Images should be left out, and everything else in the listing reproduced exactly.

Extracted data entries
____

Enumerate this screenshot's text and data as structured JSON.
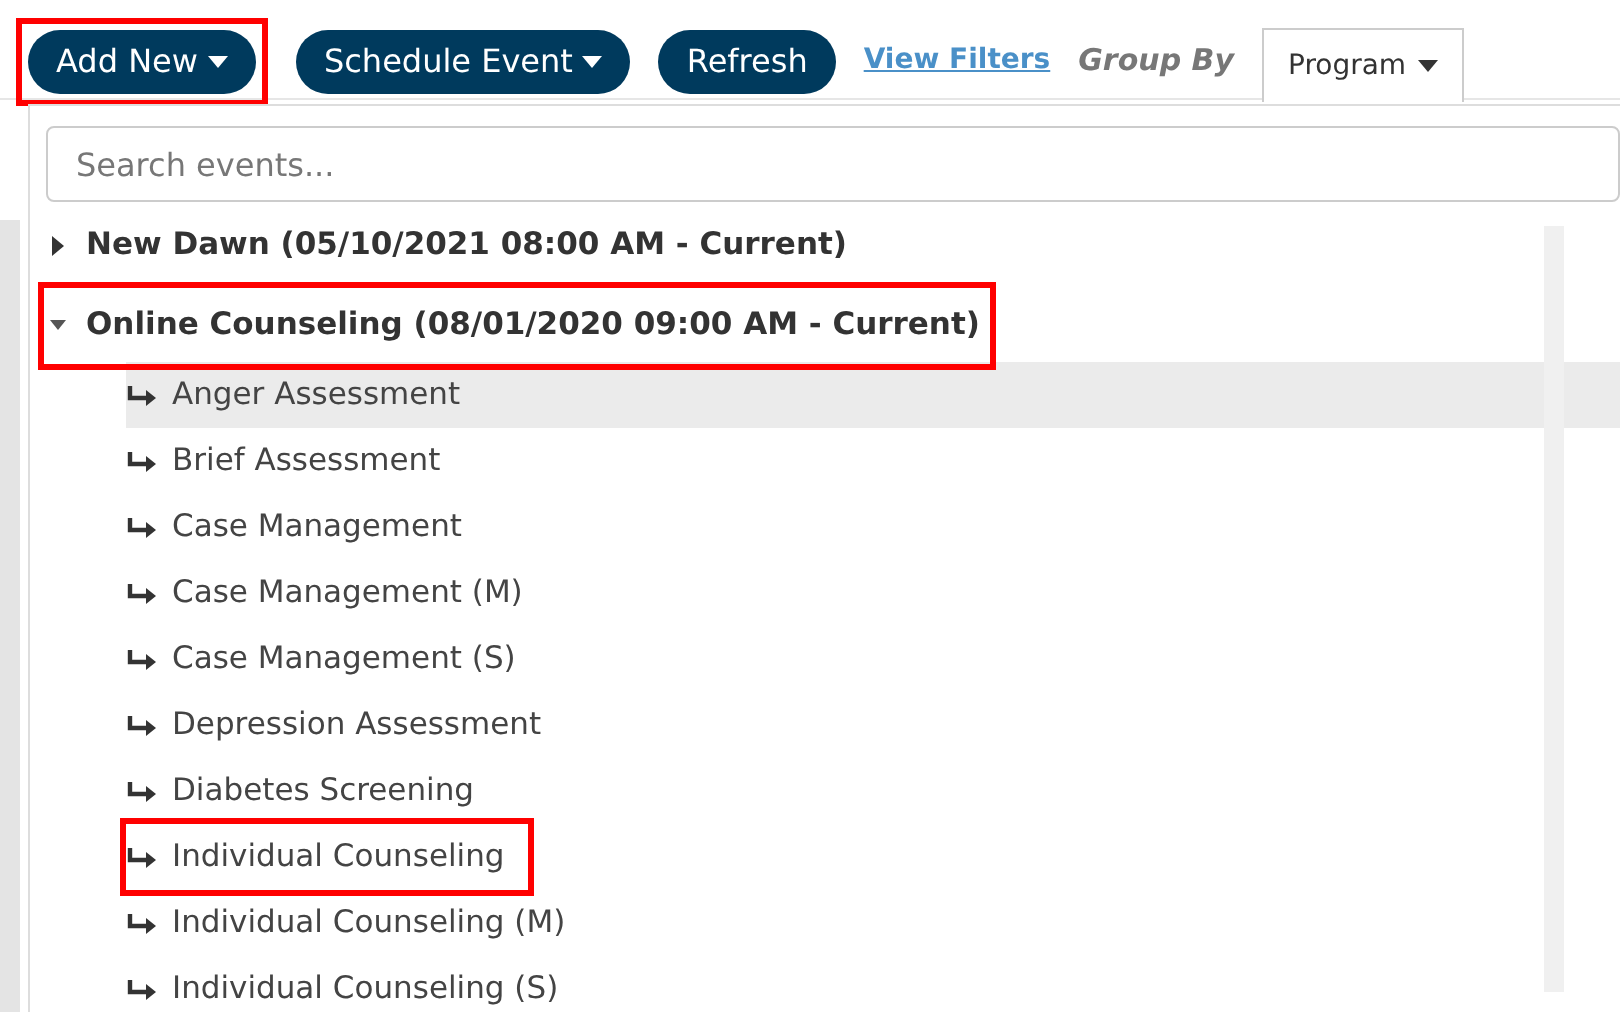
{
  "toolbar": {
    "buttons": [
      {
        "label": "Add New",
        "caret": true,
        "highlighted": true
      },
      {
        "label": "Schedule Event",
        "caret": true,
        "highlighted": false
      },
      {
        "label": "Refresh",
        "caret": false,
        "highlighted": false
      }
    ],
    "link": "View Filters",
    "group_by_label": "Group By",
    "group_by_value": "Program"
  },
  "search": {
    "placeholder": "Search events..."
  },
  "tree": [
    {
      "label": "New Dawn (05/10/2021 08:00 AM - Current)",
      "expanded": false,
      "highlighted": false
    },
    {
      "label": "Online Counseling (08/01/2020 09:00 AM - Current)",
      "expanded": true,
      "highlighted": true,
      "children": [
        {
          "label": "Anger Assessment",
          "selected": true,
          "highlighted": false
        },
        {
          "label": "Brief Assessment",
          "selected": false,
          "highlighted": false
        },
        {
          "label": "Case Management",
          "selected": false,
          "highlighted": false
        },
        {
          "label": "Case Management (M)",
          "selected": false,
          "highlighted": false
        },
        {
          "label": "Case Management (S)",
          "selected": false,
          "highlighted": false
        },
        {
          "label": "Depression Assessment",
          "selected": false,
          "highlighted": false
        },
        {
          "label": "Diabetes Screening",
          "selected": false,
          "highlighted": false
        },
        {
          "label": "Individual Counseling",
          "selected": false,
          "highlighted": true
        },
        {
          "label": "Individual Counseling (M)",
          "selected": false,
          "highlighted": false
        },
        {
          "label": "Individual Counseling (S)",
          "selected": false,
          "highlighted": false
        }
      ]
    }
  ]
}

____

COMPLETE RESPONSE:
Enumerate this screenshot's text and data as structured JSON.
{
  "toolbar": {
    "buttons": [
      {
        "label": "Add New",
        "caret": true,
        "highlighted": true
      },
      {
        "label": "Schedule Event",
        "caret": true,
        "highlighted": false
      },
      {
        "label": "Refresh",
        "caret": false,
        "highlighted": false
      }
    ],
    "link": "View Filters",
    "group_by_label": "Group By",
    "group_by_value": "Program"
  },
  "search": {
    "placeholder": "Search events..."
  },
  "tree": [
    {
      "label": "New Dawn (05/10/2021 08:00 AM - Current)",
      "expanded": false,
      "highlighted": false
    },
    {
      "label": "Online Counseling (08/01/2020 09:00 AM - Current)",
      "expanded": true,
      "highlighted": true,
      "children": [
        {
          "label": "Anger Assessment",
          "selected": true,
          "highlighted": false
        },
        {
          "label": "Brief Assessment",
          "selected": false,
          "highlighted": false
        },
        {
          "label": "Case Management",
          "selected": false,
          "highlighted": false
        },
        {
          "label": "Case Management (M)",
          "selected": false,
          "highlighted": false
        },
        {
          "label": "Case Management (S)",
          "selected": false,
          "highlighted": false
        },
        {
          "label": "Depression Assessment",
          "selected": false,
          "highlighted": false
        },
        {
          "label": "Diabetes Screening",
          "selected": false,
          "highlighted": false
        },
        {
          "label": "Individual Counseling",
          "selected": false,
          "highlighted": true
        },
        {
          "label": "Individual Counseling (M)",
          "selected": false,
          "highlighted": false
        },
        {
          "label": "Individual Counseling (S)",
          "selected": false,
          "highlighted": false
        }
      ]
    }
  ]
}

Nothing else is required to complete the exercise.